### Goal of the exercise
Quote the whole listing verbatim.

### Listed entries

= = =

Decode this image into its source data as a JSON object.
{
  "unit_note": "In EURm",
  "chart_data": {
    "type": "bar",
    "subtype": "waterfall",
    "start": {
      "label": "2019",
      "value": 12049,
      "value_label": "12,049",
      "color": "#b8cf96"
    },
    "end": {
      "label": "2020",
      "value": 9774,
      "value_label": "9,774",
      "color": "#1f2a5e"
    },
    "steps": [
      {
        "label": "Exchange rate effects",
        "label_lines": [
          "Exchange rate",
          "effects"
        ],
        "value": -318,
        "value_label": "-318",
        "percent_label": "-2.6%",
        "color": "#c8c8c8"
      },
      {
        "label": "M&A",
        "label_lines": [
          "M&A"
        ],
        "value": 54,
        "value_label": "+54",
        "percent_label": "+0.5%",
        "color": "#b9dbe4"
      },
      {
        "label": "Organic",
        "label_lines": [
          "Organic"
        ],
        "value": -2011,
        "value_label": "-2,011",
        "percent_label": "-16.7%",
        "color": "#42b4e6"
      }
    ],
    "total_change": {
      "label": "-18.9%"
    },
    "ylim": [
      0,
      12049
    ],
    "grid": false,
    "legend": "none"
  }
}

= = =

### Result
Decode this image into its source data as a JSON object.
{
  "unit_note": "In EURm",
  "chart_data": {
    "type": "bar",
    "subtype": "waterfall",
    "start": {
      "label": "2019",
      "value": 12049,
      "value_label": "12,049",
      "color": "#b8cf96"
    },
    "end": {
      "label": "2020",
      "value": 9774,
      "value_label": "9,774",
      "color": "#1f2a5e"
    },
    "steps": [
      {
        "label": "Exchange rate effects",
        "label_lines": [
          "Exchange rate",
          "effects"
        ],
        "value": -318,
        "value_label": "-318",
        "percent_label": "-2.6%",
        "color": "#c8c8c8"
      },
      {
        "label": "M&A",
        "label_lines": [
          "M&A"
        ],
        "value": 54,
        "value_label": "+54",
        "percent_label": "+0.5%",
        "color": "#b9dbe4"
      },
      {
        "label": "Organic",
        "label_lines": [
          "Organic"
        ],
        "value": -2011,
        "value_label": "-2,011",
        "percent_label": "-16.7%",
        "color": "#42b4e6"
      }
    ],
    "total_change": {
      "label": "-18.9%"
    },
    "ylim": [
      0,
      12049
    ],
    "grid": false,
    "legend": "none"
  }
}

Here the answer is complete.